* _Recorded data_
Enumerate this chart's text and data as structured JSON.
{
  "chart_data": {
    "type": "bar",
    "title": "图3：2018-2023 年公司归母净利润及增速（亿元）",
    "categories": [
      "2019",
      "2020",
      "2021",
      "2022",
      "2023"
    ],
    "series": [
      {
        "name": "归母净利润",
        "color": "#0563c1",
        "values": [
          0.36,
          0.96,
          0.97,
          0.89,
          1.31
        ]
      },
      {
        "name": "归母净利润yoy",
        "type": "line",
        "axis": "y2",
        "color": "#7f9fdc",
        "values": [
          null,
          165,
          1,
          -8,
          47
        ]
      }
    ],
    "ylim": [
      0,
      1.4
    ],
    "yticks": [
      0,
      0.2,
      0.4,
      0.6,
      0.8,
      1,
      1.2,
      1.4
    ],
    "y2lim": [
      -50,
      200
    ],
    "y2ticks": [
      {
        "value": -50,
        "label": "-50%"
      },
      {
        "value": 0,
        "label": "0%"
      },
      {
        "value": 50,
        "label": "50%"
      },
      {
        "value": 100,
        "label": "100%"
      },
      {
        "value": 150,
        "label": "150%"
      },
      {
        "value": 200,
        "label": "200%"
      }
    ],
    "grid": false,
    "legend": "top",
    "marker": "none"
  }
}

* _Exercise objective_
Note every line above where the string "label" shows up, and copy those lines.

* _Exercise solution_
        "label": "-50%"
        "label": "0%"
        "label": "50%"
        "label": "100%"
        "label": "150%"
        "label": "200%"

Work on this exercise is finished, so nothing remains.